====== Material provided ======
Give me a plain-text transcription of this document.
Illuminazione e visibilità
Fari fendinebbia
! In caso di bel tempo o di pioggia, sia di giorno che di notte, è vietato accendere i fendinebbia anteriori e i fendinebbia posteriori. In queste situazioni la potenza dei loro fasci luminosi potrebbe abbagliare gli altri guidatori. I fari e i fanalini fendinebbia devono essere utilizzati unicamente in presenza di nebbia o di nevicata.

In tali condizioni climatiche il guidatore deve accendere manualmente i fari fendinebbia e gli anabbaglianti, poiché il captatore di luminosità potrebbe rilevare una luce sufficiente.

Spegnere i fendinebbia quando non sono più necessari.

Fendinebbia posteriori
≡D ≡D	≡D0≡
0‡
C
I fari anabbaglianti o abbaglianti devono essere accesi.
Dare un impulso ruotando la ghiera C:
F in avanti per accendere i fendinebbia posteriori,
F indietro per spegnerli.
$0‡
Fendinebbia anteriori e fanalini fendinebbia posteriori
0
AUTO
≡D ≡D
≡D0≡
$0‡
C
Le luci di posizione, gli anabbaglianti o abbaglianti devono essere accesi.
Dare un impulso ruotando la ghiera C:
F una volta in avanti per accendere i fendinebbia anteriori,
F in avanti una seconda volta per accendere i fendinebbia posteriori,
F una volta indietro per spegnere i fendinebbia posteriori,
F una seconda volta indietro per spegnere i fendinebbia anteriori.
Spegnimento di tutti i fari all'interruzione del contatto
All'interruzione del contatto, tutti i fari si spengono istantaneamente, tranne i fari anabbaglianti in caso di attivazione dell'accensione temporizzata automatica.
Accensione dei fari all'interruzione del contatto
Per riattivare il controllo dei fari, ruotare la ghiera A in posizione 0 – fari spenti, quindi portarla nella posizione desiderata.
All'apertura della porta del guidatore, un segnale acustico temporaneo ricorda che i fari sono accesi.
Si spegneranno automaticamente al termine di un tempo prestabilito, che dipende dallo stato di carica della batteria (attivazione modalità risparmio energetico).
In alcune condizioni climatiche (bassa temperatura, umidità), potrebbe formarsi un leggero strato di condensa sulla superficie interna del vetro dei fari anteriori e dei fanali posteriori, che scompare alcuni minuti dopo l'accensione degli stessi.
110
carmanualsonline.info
======
## Stated problem
Pull out all lines from the entries above that include the word "sono".

## Solved problem
Spegnere i fendinebbia quando non sono più necessari.
All'apertura della porta del guidatore, un segnale acustico temporaneo ricorda che i fari sono accesi.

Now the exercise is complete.